[Complete the following]
(a) Rewrite everything from "The scrim system" down to "some rough weather." in the esports article below, substituting "practice system" for "scrim system".
(b) Carry on the esports article below from the point where it stops.

It might be some time before North America's Worlds-ready, though—probably not this year, in fact. While it speaks well for them to be willing to retool so heavily, such as with Team 8 dumping the perennially struggling Ainslie "frommaplestreet" Wyllie for Zachary "Nientonsoh" Malhas, the act of retooling at all is something you do in hopes of better long-term growth. In the short term, they're left in an even worse position than they were before, having to rebuild their team identity.

Gone with the Winds

All hail the new age of Taiwanese esports! ...kinda. AHQ's Westdoor fulfilled his promise to avenge Yoe Flash Wolves' loss to Team Solomid, and overall rebuffed all doubters that the LoL Master Series deserved their World Championship seeds.

The problem is actually winning Worlds, or at least coming into contention for it.

Sure, sure. Taiwan now has a 2-1 record against Europe, and have pulled ahead of North America. But while it's a great thing for the region to be so solid against the LCS circuits, the real challenge is against their closer neighbors across the Strait and up north on the peninsula. Frankly, they can't handle Edward Gaming or SKT T1, and don't appear to be capable of doing so anytime soon.

The scrim system set up between the coaches network of the three regions has done a lot for the scene, elevating them to a respectable plateau, but it can't solve the smaller player base and poorer infrastructure the LMS is saddled with. They have fewer endemic sponsors to work with, fewer Challengers to recruit and foster, and the banning or retirement of even a single star player can cast doubt upon the region's hopes. And with both Sa "GreenTea" Shang-Ching and Chen "Winds" Peng-Nien retiring this year, my poor region's in for some rough weather.

Of course, "retiring" in esports is extremely conditional. GreenTea's "retirement" was crucial to AHQ's current success, as he now fills an analysis and background support role they were severely lacking. And while Winds isn't as closely tied to the Taipei Assassins now, focusing more on streaming (alas), he's still contracted to help them out with training and analysis—not to the same extent as GreenTea, but still better than letting the man that single-handedly taught Taiwan to jungle to simply slip through the cracks.

[Provided information]
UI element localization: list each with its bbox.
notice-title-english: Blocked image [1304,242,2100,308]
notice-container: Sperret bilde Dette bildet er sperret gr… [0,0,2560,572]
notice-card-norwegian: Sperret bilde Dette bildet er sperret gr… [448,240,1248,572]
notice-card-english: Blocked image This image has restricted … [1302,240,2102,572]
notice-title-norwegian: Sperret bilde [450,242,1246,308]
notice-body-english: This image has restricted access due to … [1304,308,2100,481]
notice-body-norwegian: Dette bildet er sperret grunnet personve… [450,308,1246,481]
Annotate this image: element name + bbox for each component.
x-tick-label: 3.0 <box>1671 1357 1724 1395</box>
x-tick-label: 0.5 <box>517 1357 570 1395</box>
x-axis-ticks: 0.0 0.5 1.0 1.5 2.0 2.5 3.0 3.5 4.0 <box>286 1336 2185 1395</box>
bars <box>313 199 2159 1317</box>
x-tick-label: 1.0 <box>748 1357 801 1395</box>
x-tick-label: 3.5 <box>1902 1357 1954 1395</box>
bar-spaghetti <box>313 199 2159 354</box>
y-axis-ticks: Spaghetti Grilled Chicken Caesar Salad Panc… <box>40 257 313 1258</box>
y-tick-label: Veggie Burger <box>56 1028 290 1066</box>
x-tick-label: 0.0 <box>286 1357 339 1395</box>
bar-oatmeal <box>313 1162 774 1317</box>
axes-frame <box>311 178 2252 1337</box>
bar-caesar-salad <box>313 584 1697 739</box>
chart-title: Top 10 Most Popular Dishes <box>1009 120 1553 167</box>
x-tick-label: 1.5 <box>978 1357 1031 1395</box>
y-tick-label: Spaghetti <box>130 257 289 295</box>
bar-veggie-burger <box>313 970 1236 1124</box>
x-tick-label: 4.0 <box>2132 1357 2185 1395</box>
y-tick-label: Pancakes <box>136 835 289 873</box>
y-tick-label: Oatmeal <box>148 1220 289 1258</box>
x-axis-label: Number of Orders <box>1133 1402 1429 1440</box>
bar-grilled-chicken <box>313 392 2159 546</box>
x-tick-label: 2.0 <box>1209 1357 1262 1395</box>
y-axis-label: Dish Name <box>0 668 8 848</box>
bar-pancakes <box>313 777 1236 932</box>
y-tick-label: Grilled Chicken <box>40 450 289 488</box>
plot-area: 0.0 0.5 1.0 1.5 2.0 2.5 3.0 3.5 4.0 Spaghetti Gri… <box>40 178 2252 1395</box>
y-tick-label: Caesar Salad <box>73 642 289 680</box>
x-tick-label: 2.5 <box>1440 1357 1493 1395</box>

[Response list]
(a)
The practice system set up between the coaches network of the three regions has done a lot for the scene, elevating them to a respectable plateau, but it can't solve the smaller player base and poorer infrastructure the LMS is saddled with. They have fewer endemic sponsors to work with, fewer Challengers to recruit and foster, and the banning or retirement of even a single star player can cast doubt upon the region's hopes. And with both Sa "GreenTea" Shang-Ching and Chen "Winds" Peng-Nien retiring this year, my poor region's in for some rough weather.

(b)
World's best

Of course, the only story of any real consequence in the road to worlds is the heated rivalry between China's LPL and Korea's LCK—and, more specifically, the anticipated rematch between Edward Gaming and SKT T1. The Mid-Season Invitational back in Tallahassee, Florida, was the first time in two years that Korea's lost an international tournament they've shown up at, and it's clear that the direct and external causes of that's all at China's feet. Not just by Coach Aaron's unbelievably devious pick-ban strategies neutralizing Faker in crucial games of their now-legendary best-of-five set, but in how China's billionaire scions have neutralized the Korean region as a whole.

It should rightfully be upsetting to long-time esports fans that KeSPA's not only failed to invest properly into their world-class teams, but failed further yet to convince any of their expatriated players and coaches to return during the months since the massive 2014 Chinese shopping spree.

In fact, China's influences are encroaching even further. Incredible Miracle re-qualifying for Champions Korea isn't too surprising—but they're now sponsored by Chinese company Longzhu. New team Anarchy is, like with GE Tigers, yet another competitor outside of KeSPA's aegis of influence, representing another crack in the defenses of Korea's formerly well-reputed corporatized infrastructure.

Is this the end for them? Probably not. Rumors have reached me as to CJ Entus's strengths against even Chinese front-runners, and SKT T1 isn't going to take their loss lying down. But Korea's finding themselves in an interesting position: they may very well be the perceived underdogs versus China come October—a position they haven't experienced since IPL 5.

Either way, this will be a historic summer.